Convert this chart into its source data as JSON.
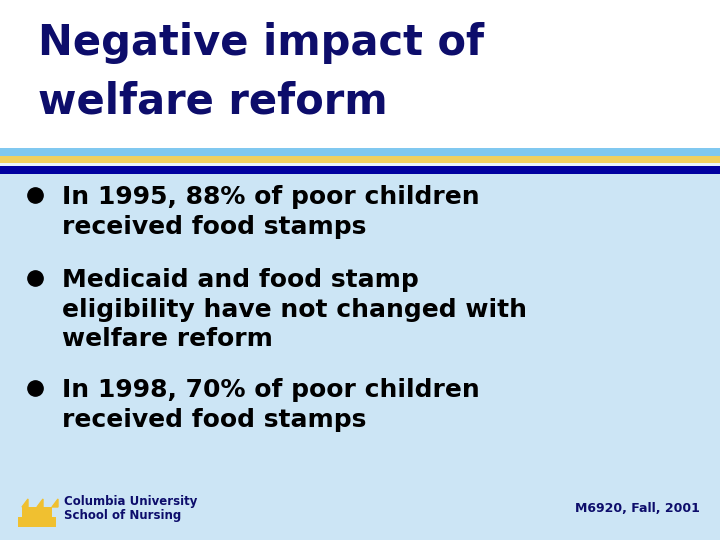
{
  "title_line1": "Negative impact of",
  "title_line2": "welfare reform",
  "title_color": "#0d0d6b",
  "title_bg": "#ffffff",
  "content_bg": "#cce5f5",
  "bullet_color": "#000000",
  "bullet_text_color": "#000000",
  "bullets": [
    "In 1995, 88% of poor children\nreceived food stamps",
    "Medicaid and food stamp\neligibility have not changed with\nwelfare reform",
    "In 1998, 70% of poor children\nreceived food stamps"
  ],
  "stripe_light_blue": "#80c8f0",
  "stripe_yellow": "#f0d060",
  "stripe_white": "#e8f4fc",
  "stripe_dark_blue": "#0000a0",
  "footer_left_line1": "Columbia University",
  "footer_left_line2": "School of Nursing",
  "footer_right": "M6920, Fall, 2001",
  "footer_color": "#0d0d6b",
  "crown_color": "#f0c030"
}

++++++

| What needs to be done |
Each record must be quoted in full and exactly. Do not include the pictures.

| Result below |
Convert this chart into its source data as JSON.
{
  "title_line1": "Negative impact of",
  "title_line2": "welfare reform",
  "title_color": "#0d0d6b",
  "title_bg": "#ffffff",
  "content_bg": "#cce5f5",
  "bullet_color": "#000000",
  "bullet_text_color": "#000000",
  "bullets": [
    "In 1995, 88% of poor children\nreceived food stamps",
    "Medicaid and food stamp\neligibility have not changed with\nwelfare reform",
    "In 1998, 70% of poor children\nreceived food stamps"
  ],
  "stripe_light_blue": "#80c8f0",
  "stripe_yellow": "#f0d060",
  "stripe_white": "#e8f4fc",
  "stripe_dark_blue": "#0000a0",
  "footer_left_line1": "Columbia University",
  "footer_left_line2": "School of Nursing",
  "footer_right": "M6920, Fall, 2001",
  "footer_color": "#0d0d6b",
  "crown_color": "#f0c030"
}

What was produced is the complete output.